_DIRECTIONS_. Find how many lines contain "гражданства" and state only that number.

-- START INFORMATION GIVEN --

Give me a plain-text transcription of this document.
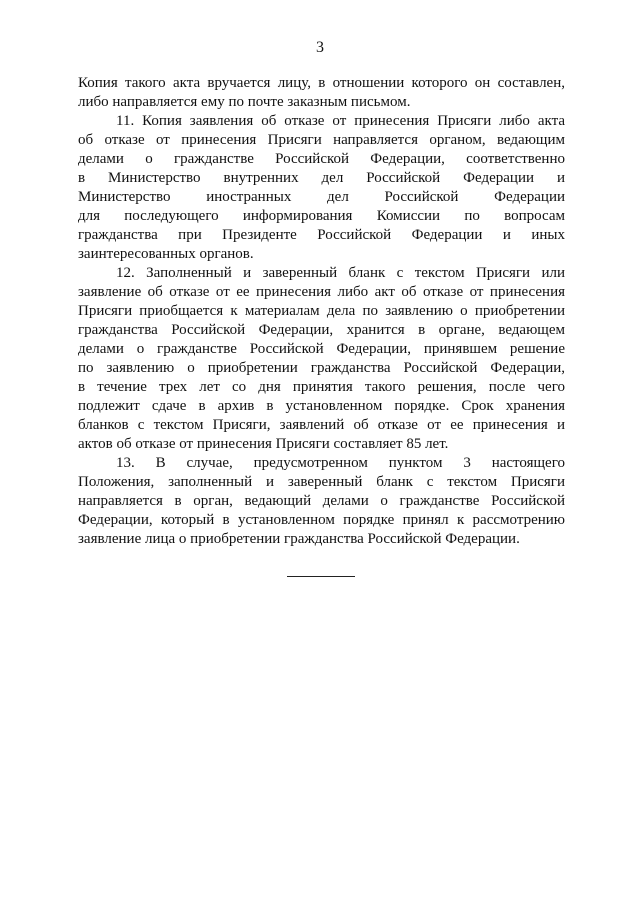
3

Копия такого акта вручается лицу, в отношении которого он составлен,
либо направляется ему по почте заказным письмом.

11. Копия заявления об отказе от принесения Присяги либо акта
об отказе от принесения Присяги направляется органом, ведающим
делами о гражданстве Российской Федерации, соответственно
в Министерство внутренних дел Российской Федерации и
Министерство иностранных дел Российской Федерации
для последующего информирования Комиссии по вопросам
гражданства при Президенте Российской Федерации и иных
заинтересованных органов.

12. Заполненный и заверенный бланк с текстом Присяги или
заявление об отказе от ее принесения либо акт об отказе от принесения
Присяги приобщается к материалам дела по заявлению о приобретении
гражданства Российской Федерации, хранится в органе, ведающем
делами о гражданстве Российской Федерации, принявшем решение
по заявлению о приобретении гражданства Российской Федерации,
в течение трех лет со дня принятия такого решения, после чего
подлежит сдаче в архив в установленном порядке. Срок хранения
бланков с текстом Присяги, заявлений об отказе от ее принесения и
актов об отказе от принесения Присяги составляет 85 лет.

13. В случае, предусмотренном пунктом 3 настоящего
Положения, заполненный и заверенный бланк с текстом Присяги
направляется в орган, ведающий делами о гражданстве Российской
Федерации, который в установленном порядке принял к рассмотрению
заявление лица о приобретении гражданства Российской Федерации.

-- END INFORMATION GIVEN --

_EXERCISE ANSWER_. 4